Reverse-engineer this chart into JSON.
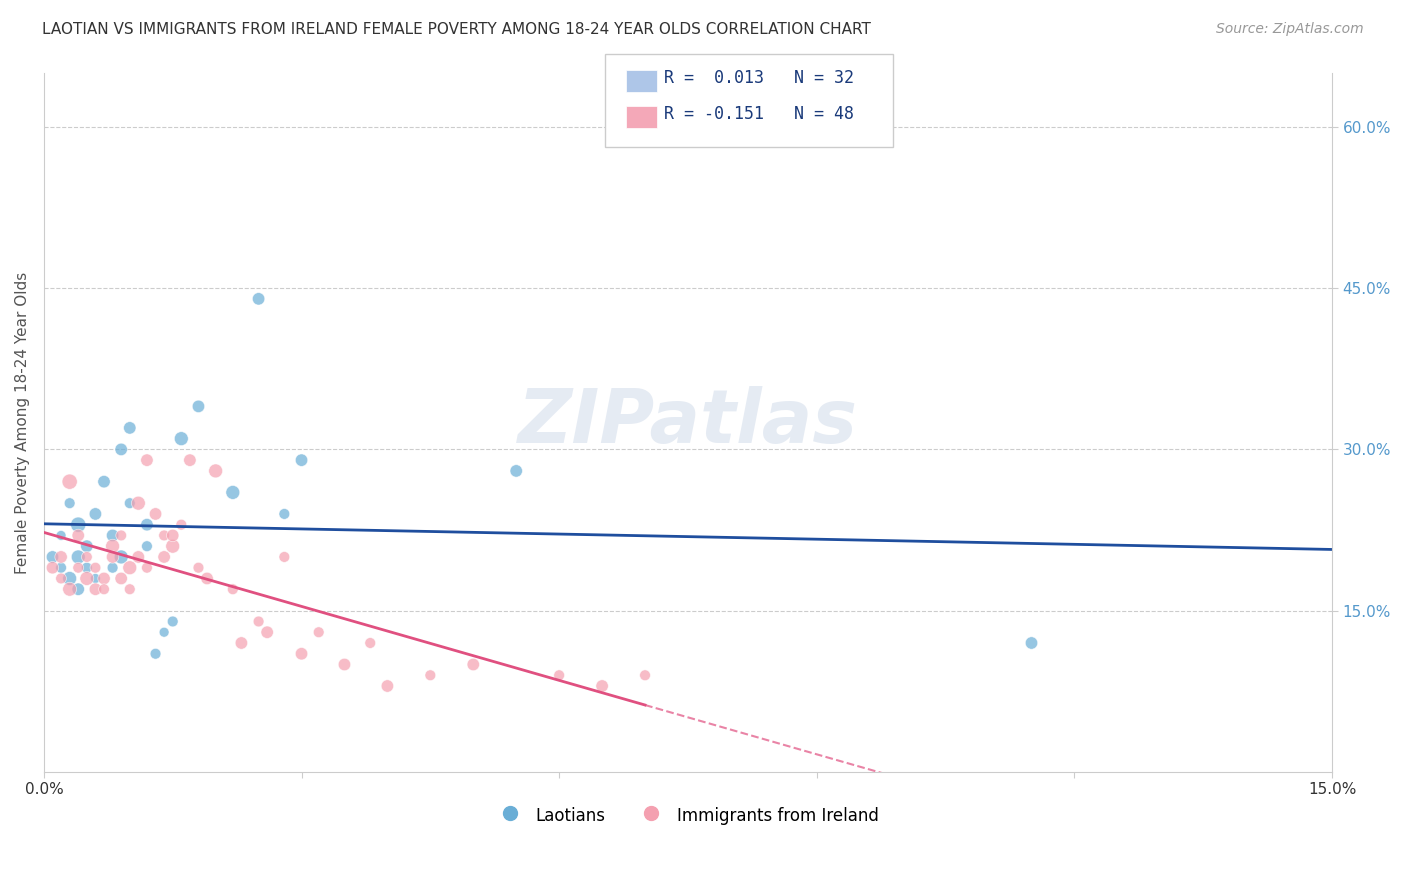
{
  "title": "LAOTIAN VS IMMIGRANTS FROM IRELAND FEMALE POVERTY AMONG 18-24 YEAR OLDS CORRELATION CHART",
  "source": "Source: ZipAtlas.com",
  "ylabel": "Female Poverty Among 18-24 Year Olds",
  "xlim": [
    0.0,
    0.15
  ],
  "ylim": [
    0.0,
    0.65
  ],
  "xtick_positions": [
    0.0,
    0.03,
    0.06,
    0.09,
    0.12,
    0.15
  ],
  "xtick_labels": [
    "0.0%",
    "",
    "",
    "",
    "",
    "15.0%"
  ],
  "ytick_positions": [
    0.15,
    0.3,
    0.45,
    0.6
  ],
  "ytick_labels": [
    "15.0%",
    "30.0%",
    "45.0%",
    "60.0%"
  ],
  "legend_color1": "#aec6e8",
  "legend_color2": "#f4a8b8",
  "watermark": "ZIPatlas",
  "series1_color": "#6aaed6",
  "series2_color": "#f4a0b0",
  "trend1_color": "#1f4e9e",
  "trend2_color": "#e05080",
  "laotian_x": [
    0.001,
    0.002,
    0.002,
    0.003,
    0.003,
    0.004,
    0.004,
    0.004,
    0.005,
    0.005,
    0.006,
    0.006,
    0.007,
    0.008,
    0.008,
    0.009,
    0.009,
    0.01,
    0.01,
    0.012,
    0.012,
    0.013,
    0.014,
    0.015,
    0.016,
    0.018,
    0.022,
    0.025,
    0.028,
    0.03,
    0.055,
    0.115
  ],
  "laotian_y": [
    0.2,
    0.19,
    0.22,
    0.18,
    0.25,
    0.17,
    0.2,
    0.23,
    0.19,
    0.21,
    0.18,
    0.24,
    0.27,
    0.19,
    0.22,
    0.2,
    0.3,
    0.25,
    0.32,
    0.21,
    0.23,
    0.11,
    0.13,
    0.14,
    0.31,
    0.34,
    0.26,
    0.44,
    0.24,
    0.29,
    0.28,
    0.12
  ],
  "laotian_sizes": [
    80,
    60,
    50,
    100,
    60,
    80,
    100,
    120,
    60,
    80,
    50,
    80,
    80,
    60,
    80,
    100,
    80,
    60,
    80,
    60,
    80,
    60,
    50,
    60,
    100,
    80,
    100,
    80,
    60,
    80,
    80,
    80
  ],
  "ireland_x": [
    0.001,
    0.002,
    0.002,
    0.003,
    0.003,
    0.004,
    0.004,
    0.005,
    0.005,
    0.006,
    0.006,
    0.007,
    0.007,
    0.008,
    0.008,
    0.009,
    0.009,
    0.01,
    0.01,
    0.011,
    0.011,
    0.012,
    0.012,
    0.013,
    0.014,
    0.014,
    0.015,
    0.015,
    0.016,
    0.017,
    0.018,
    0.019,
    0.02,
    0.022,
    0.023,
    0.025,
    0.026,
    0.028,
    0.03,
    0.032,
    0.035,
    0.038,
    0.04,
    0.045,
    0.05,
    0.06,
    0.065,
    0.07
  ],
  "ireland_y": [
    0.19,
    0.18,
    0.2,
    0.17,
    0.27,
    0.19,
    0.22,
    0.18,
    0.2,
    0.17,
    0.19,
    0.18,
    0.17,
    0.21,
    0.2,
    0.22,
    0.18,
    0.19,
    0.17,
    0.2,
    0.25,
    0.29,
    0.19,
    0.24,
    0.22,
    0.2,
    0.21,
    0.22,
    0.23,
    0.29,
    0.19,
    0.18,
    0.28,
    0.17,
    0.12,
    0.14,
    0.13,
    0.2,
    0.11,
    0.13,
    0.1,
    0.12,
    0.08,
    0.09,
    0.1,
    0.09,
    0.08,
    0.09
  ],
  "ireland_sizes": [
    80,
    60,
    80,
    100,
    120,
    60,
    80,
    100,
    60,
    80,
    60,
    80,
    60,
    100,
    80,
    60,
    80,
    100,
    60,
    80,
    100,
    80,
    60,
    80,
    60,
    80,
    100,
    80,
    60,
    80,
    60,
    80,
    100,
    60,
    80,
    60,
    80,
    60,
    80,
    60,
    80,
    60,
    80,
    60,
    80,
    60,
    80,
    60
  ]
}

INSTRUCTIONS TO FOLLOW: Pictures in the data above should not be copied; transcribe everything else exactly.

RESULT BELOW:
Reverse-engineer this chart into JSON.
{
  "title": "LAOTIAN VS IMMIGRANTS FROM IRELAND FEMALE POVERTY AMONG 18-24 YEAR OLDS CORRELATION CHART",
  "source": "Source: ZipAtlas.com",
  "ylabel": "Female Poverty Among 18-24 Year Olds",
  "xlim": [
    0.0,
    0.15
  ],
  "ylim": [
    0.0,
    0.65
  ],
  "xtick_positions": [
    0.0,
    0.03,
    0.06,
    0.09,
    0.12,
    0.15
  ],
  "xtick_labels": [
    "0.0%",
    "",
    "",
    "",
    "",
    "15.0%"
  ],
  "ytick_positions": [
    0.15,
    0.3,
    0.45,
    0.6
  ],
  "ytick_labels": [
    "15.0%",
    "30.0%",
    "45.0%",
    "60.0%"
  ],
  "legend_color1": "#aec6e8",
  "legend_color2": "#f4a8b8",
  "watermark": "ZIPatlas",
  "series1_color": "#6aaed6",
  "series2_color": "#f4a0b0",
  "trend1_color": "#1f4e9e",
  "trend2_color": "#e05080",
  "laotian_x": [
    0.001,
    0.002,
    0.002,
    0.003,
    0.003,
    0.004,
    0.004,
    0.004,
    0.005,
    0.005,
    0.006,
    0.006,
    0.007,
    0.008,
    0.008,
    0.009,
    0.009,
    0.01,
    0.01,
    0.012,
    0.012,
    0.013,
    0.014,
    0.015,
    0.016,
    0.018,
    0.022,
    0.025,
    0.028,
    0.03,
    0.055,
    0.115
  ],
  "laotian_y": [
    0.2,
    0.19,
    0.22,
    0.18,
    0.25,
    0.17,
    0.2,
    0.23,
    0.19,
    0.21,
    0.18,
    0.24,
    0.27,
    0.19,
    0.22,
    0.2,
    0.3,
    0.25,
    0.32,
    0.21,
    0.23,
    0.11,
    0.13,
    0.14,
    0.31,
    0.34,
    0.26,
    0.44,
    0.24,
    0.29,
    0.28,
    0.12
  ],
  "laotian_sizes": [
    80,
    60,
    50,
    100,
    60,
    80,
    100,
    120,
    60,
    80,
    50,
    80,
    80,
    60,
    80,
    100,
    80,
    60,
    80,
    60,
    80,
    60,
    50,
    60,
    100,
    80,
    100,
    80,
    60,
    80,
    80,
    80
  ],
  "ireland_x": [
    0.001,
    0.002,
    0.002,
    0.003,
    0.003,
    0.004,
    0.004,
    0.005,
    0.005,
    0.006,
    0.006,
    0.007,
    0.007,
    0.008,
    0.008,
    0.009,
    0.009,
    0.01,
    0.01,
    0.011,
    0.011,
    0.012,
    0.012,
    0.013,
    0.014,
    0.014,
    0.015,
    0.015,
    0.016,
    0.017,
    0.018,
    0.019,
    0.02,
    0.022,
    0.023,
    0.025,
    0.026,
    0.028,
    0.03,
    0.032,
    0.035,
    0.038,
    0.04,
    0.045,
    0.05,
    0.06,
    0.065,
    0.07
  ],
  "ireland_y": [
    0.19,
    0.18,
    0.2,
    0.17,
    0.27,
    0.19,
    0.22,
    0.18,
    0.2,
    0.17,
    0.19,
    0.18,
    0.17,
    0.21,
    0.2,
    0.22,
    0.18,
    0.19,
    0.17,
    0.2,
    0.25,
    0.29,
    0.19,
    0.24,
    0.22,
    0.2,
    0.21,
    0.22,
    0.23,
    0.29,
    0.19,
    0.18,
    0.28,
    0.17,
    0.12,
    0.14,
    0.13,
    0.2,
    0.11,
    0.13,
    0.1,
    0.12,
    0.08,
    0.09,
    0.1,
    0.09,
    0.08,
    0.09
  ],
  "ireland_sizes": [
    80,
    60,
    80,
    100,
    120,
    60,
    80,
    100,
    60,
    80,
    60,
    80,
    60,
    100,
    80,
    60,
    80,
    100,
    60,
    80,
    100,
    80,
    60,
    80,
    60,
    80,
    100,
    80,
    60,
    80,
    60,
    80,
    100,
    60,
    80,
    60,
    80,
    60,
    80,
    60,
    80,
    60,
    80,
    60,
    80,
    60,
    80,
    60
  ]
}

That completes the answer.